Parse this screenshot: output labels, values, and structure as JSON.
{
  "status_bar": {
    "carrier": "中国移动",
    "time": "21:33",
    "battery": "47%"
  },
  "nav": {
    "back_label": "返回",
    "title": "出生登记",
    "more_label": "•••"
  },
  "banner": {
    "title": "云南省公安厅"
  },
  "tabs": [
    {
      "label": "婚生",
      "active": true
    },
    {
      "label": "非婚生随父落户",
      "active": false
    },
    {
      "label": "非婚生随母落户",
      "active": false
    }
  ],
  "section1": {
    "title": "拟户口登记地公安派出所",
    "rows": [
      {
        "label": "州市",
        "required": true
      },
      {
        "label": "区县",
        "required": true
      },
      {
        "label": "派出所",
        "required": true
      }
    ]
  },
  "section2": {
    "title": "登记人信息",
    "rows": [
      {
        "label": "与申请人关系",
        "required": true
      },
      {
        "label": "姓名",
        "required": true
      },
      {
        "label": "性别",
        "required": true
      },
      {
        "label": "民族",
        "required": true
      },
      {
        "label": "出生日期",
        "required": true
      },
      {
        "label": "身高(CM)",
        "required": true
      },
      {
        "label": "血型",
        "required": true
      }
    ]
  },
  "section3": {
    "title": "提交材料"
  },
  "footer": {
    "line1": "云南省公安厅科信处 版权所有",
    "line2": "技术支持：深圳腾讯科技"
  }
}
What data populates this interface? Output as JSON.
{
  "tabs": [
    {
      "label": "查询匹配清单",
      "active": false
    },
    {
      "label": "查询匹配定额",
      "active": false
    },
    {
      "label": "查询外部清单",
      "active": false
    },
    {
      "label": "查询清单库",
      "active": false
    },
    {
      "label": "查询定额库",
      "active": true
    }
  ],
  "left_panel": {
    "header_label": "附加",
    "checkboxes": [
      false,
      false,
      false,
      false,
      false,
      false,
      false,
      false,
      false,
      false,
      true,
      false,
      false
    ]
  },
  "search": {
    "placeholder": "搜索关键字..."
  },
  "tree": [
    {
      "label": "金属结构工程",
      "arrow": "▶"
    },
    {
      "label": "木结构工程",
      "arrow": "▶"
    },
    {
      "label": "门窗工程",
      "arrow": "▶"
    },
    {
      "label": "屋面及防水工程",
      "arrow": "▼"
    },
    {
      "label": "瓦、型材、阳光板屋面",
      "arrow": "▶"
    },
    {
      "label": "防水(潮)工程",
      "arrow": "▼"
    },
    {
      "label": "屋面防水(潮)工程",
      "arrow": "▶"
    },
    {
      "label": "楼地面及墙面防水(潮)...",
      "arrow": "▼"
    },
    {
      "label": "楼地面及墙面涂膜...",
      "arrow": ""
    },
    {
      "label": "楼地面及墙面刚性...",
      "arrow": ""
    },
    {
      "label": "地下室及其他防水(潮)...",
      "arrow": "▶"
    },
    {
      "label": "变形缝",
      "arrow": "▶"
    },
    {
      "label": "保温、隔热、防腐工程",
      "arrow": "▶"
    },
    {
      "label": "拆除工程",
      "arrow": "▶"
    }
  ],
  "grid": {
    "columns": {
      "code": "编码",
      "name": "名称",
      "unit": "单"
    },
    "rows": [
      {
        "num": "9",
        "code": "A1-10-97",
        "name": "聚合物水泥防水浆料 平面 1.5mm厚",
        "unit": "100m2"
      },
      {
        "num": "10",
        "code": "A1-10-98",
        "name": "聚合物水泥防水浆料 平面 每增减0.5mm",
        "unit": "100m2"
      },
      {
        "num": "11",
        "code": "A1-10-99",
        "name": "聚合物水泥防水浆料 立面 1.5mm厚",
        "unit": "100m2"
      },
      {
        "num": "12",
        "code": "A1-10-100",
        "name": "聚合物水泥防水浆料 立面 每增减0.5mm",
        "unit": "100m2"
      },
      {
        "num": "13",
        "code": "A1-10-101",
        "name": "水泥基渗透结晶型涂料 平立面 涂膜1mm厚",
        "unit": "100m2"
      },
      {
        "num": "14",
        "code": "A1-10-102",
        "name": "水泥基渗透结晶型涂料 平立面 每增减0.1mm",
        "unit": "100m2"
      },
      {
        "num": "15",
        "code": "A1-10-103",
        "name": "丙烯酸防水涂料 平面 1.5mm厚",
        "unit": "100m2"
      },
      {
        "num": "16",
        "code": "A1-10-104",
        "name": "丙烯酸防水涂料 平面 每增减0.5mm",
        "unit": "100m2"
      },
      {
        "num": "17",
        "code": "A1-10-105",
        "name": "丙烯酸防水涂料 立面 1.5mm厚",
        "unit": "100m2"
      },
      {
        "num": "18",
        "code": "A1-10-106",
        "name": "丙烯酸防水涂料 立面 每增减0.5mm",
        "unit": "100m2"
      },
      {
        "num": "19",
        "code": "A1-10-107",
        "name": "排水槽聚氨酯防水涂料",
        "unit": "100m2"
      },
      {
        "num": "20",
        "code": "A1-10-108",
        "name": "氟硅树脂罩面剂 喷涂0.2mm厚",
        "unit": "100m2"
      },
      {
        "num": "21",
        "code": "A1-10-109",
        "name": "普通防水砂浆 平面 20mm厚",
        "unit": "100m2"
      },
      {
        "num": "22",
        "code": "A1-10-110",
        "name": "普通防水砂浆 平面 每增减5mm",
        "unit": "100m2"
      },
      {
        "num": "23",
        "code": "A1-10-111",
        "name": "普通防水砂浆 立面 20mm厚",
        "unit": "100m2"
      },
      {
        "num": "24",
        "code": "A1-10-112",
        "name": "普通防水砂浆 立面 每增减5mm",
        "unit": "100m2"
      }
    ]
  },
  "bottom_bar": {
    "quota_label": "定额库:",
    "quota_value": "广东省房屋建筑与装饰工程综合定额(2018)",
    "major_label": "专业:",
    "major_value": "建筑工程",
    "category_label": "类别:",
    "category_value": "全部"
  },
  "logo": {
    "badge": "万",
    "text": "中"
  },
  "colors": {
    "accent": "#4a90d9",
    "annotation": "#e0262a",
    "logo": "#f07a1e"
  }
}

======

§ Written problem:
Scan the listing above and identify each line holding the string "丙烯酸防水涂料"; copy every such line.

§ Solution to this exercise:
        "name": "丙烯酸防水涂料 平面 1.5mm厚",
        "name": "丙烯酸防水涂料 平面 每增减0.5mm",
        "name": "丙烯酸防水涂料 立面 1.5mm厚",
        "name": "丙烯酸防水涂料 立面 每增减0.5mm",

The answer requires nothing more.